EXERCISE BRIEF:
Copy out all of the material exactly.

Extracts from a graphics dataset:
>> Begin

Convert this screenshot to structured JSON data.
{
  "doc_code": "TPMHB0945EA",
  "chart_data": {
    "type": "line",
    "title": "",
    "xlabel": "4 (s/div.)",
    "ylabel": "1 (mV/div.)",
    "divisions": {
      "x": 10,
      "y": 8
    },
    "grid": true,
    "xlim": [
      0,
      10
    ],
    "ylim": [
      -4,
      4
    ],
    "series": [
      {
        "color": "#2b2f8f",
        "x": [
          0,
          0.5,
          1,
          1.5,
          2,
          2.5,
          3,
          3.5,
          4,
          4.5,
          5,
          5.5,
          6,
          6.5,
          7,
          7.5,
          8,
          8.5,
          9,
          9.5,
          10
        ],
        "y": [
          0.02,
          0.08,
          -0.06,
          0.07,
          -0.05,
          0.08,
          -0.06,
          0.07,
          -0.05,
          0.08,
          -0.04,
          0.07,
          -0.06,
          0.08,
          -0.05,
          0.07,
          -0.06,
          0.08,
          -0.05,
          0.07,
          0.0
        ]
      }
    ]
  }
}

>> End

WORKED SOLUTION:
Convert this screenshot to structured JSON data.
{
  "doc_code": "TPMHB0945EA",
  "chart_data": {
    "type": "line",
    "title": "",
    "xlabel": "4 (s/div.)",
    "ylabel": "1 (mV/div.)",
    "divisions": {
      "x": 10,
      "y": 8
    },
    "grid": true,
    "xlim": [
      0,
      10
    ],
    "ylim": [
      -4,
      4
    ],
    "series": [
      {
        "color": "#2b2f8f",
        "x": [
          0,
          0.5,
          1,
          1.5,
          2,
          2.5,
          3,
          3.5,
          4,
          4.5,
          5,
          5.5,
          6,
          6.5,
          7,
          7.5,
          8,
          8.5,
          9,
          9.5,
          10
        ],
        "y": [
          0.02,
          0.08,
          -0.06,
          0.07,
          -0.05,
          0.08,
          -0.06,
          0.07,
          -0.05,
          0.08,
          -0.04,
          0.07,
          -0.06,
          0.08,
          -0.05,
          0.07,
          -0.06,
          0.08,
          -0.05,
          0.07,
          0.0
        ]
      }
    ]
  }
}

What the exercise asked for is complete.